Recombinant Uricases

  • Rasburicase and pegloticase convert uric acid into allantoin, which is more soluble and easily excreted.


Representative Generic Agents

Acute Gout Therapy

  • NSAIDs: indomethacin, naproxen, ibuprofen, diclofenac

  • Colchicine: colchicine

  • Glucocorticoids: prednisone, methylprednisolone, triamcinolone

Chronic ULT

  • XOIs: allopurinol, febuxostat, topiroxostat

  • Uricosurics: probenecid, benzbromarone, sulfinpyrazone, lesinurad

  • Uricases: rasburicase, pegloticase


Therapeutic Uses

  1. Acute gout attacks: NSAIDs (first-line), colchicine (early initiation), glucocorticoids (if NSAIDs contraindicated).

  2. Chronic hyperuricemia: XOIs (allopurinol, febuxostat) as first-line ULT.

  3. Underexcretion of uric acid: uricosurics (probenecid, benzbromarone).

  4. Refractory gout: pegloticase (IV, for severe tophaceous gout not responsive to other drugs).

  5. Tumor lysis syndrome (TLS): rasburicase for prophylaxis and treatment.


Dosage (Common Ranges)

  • Allopurinol: Start 100 mg daily; titrate up to 300–600 mg/day depending on uric acid levels (max 800 mg/day). Adjust in renal impairment.

  • Febuxostat: 40–80 mg once daily.

  • Probenecid: Start 250 mg twice daily; increase to 500 mg twice daily; max 2 g/day.

  • Colchicine (acute): 1.2 mg initially, then 0.6 mg after 1 hour (max 1.8 mg in 24h).

  • Colchicine (prophylaxis): 0.6 mg once or twice daily.

  • Pegloticase: 8 mg IV every 2 weeks.

  • Rasburicase: 0.2 mg/kg IV daily for up to 5 days.


Contraindications

  • NSAIDs: Peptic ulcer disease, renal impairment, uncontrolled hypertension, cardiovascular disease.

  • Colchicine: Severe renal/hepatic impairment, blood dyscrasias, concomitant strong CYP3A4/P-gp inhibitors.

  • Allopurinol: Prior hypersensitivity reactions, caution in HLA-B*58:01 positive patients (higher risk of severe cutaneous reactions).

  • Febuxostat: Severe hepatic impairment; caution in patients with cardiovascular disease (increased risk of CV death in some studies).

  • Probenecid: Nephrolithiasis, renal insufficiency (CrCl <30 mL/min), history of uric acid kidney stones.

◆ ◆ ◆ ◆ ◆

(What the exercise asks)
According to the passage on gout medications, what dose and schedule are given for pegloticase?

◆ ◆ ◆ ◆ ◆

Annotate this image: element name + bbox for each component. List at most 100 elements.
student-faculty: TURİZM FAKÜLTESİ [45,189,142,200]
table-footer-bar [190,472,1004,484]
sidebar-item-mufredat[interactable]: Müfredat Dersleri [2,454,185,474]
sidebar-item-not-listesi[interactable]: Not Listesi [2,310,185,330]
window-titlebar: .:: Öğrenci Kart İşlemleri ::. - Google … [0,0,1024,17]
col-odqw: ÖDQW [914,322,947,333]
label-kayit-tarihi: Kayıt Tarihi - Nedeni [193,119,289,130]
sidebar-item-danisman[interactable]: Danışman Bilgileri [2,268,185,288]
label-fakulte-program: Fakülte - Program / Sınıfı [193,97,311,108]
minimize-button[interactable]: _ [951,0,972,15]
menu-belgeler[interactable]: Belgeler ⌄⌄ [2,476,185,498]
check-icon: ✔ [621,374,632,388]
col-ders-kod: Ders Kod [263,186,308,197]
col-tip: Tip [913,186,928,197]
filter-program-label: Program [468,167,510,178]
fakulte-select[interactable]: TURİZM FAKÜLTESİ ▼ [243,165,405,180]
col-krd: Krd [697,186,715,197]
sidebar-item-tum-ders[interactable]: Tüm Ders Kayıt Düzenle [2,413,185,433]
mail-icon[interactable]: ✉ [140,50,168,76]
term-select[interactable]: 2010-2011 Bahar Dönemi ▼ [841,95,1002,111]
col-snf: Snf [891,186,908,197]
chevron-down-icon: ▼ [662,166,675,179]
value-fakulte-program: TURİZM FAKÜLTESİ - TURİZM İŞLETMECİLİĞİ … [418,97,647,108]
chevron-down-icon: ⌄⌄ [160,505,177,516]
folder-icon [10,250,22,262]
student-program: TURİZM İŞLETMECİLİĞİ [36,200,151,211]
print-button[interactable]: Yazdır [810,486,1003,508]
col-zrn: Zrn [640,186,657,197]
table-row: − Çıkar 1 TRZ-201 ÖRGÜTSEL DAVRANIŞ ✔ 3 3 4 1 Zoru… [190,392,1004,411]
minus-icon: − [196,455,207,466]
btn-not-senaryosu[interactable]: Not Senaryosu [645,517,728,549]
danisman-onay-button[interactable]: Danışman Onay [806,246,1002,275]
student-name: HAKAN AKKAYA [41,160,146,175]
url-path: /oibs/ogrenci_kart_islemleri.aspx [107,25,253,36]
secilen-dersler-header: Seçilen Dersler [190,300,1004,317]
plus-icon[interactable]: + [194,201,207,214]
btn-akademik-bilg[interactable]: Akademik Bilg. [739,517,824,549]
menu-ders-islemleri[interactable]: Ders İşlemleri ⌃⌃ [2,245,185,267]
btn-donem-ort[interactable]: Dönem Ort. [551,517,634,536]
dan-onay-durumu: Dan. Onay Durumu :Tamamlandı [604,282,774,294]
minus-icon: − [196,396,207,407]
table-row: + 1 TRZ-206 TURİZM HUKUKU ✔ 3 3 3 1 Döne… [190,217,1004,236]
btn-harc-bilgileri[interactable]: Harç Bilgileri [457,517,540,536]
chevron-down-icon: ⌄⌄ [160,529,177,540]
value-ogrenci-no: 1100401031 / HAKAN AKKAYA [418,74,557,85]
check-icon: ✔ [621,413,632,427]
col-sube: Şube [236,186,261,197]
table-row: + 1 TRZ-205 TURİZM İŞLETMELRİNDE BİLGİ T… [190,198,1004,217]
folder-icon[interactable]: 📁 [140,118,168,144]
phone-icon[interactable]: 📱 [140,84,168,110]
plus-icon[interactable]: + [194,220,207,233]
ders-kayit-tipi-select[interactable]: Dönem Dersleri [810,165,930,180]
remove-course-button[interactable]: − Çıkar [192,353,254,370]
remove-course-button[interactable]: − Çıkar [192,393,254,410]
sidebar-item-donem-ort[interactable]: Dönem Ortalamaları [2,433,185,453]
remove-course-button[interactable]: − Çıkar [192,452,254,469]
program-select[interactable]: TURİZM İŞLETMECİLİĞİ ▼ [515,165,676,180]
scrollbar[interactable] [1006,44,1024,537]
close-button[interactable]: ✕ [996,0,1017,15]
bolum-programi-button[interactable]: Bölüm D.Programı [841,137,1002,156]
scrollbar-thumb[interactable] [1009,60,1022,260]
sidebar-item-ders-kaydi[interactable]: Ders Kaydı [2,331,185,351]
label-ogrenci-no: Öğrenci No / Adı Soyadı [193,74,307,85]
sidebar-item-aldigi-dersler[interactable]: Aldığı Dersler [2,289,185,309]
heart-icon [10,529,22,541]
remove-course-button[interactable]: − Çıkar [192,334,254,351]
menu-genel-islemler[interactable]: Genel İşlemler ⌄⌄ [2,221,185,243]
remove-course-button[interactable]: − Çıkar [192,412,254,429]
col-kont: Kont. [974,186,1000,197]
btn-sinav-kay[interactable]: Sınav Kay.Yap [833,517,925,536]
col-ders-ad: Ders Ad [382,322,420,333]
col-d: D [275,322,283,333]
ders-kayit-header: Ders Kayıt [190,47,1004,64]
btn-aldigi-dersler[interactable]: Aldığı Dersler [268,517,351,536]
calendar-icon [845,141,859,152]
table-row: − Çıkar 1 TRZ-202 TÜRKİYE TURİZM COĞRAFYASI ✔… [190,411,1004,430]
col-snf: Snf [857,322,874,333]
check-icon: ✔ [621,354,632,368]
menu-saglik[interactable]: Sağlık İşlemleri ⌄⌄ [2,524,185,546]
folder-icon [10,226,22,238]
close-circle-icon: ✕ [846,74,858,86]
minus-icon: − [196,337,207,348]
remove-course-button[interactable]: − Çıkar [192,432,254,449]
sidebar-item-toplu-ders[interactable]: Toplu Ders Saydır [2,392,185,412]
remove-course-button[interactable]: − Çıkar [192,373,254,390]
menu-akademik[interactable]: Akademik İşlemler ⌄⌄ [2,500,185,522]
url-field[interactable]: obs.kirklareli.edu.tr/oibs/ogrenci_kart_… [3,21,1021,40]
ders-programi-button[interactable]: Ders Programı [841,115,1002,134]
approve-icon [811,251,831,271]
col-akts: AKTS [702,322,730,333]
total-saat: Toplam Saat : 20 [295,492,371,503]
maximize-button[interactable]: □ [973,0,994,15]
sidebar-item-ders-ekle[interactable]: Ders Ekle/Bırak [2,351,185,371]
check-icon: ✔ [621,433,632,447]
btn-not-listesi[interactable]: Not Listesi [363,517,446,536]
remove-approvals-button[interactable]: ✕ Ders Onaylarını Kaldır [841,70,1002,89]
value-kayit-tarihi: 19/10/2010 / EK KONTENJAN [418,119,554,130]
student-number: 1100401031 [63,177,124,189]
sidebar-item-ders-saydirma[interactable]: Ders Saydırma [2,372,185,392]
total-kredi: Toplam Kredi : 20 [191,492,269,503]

◆ ◆ ◆ ◆ ◆

(Response)
Pegloticase is given as 8 mg IV every 2 weeks.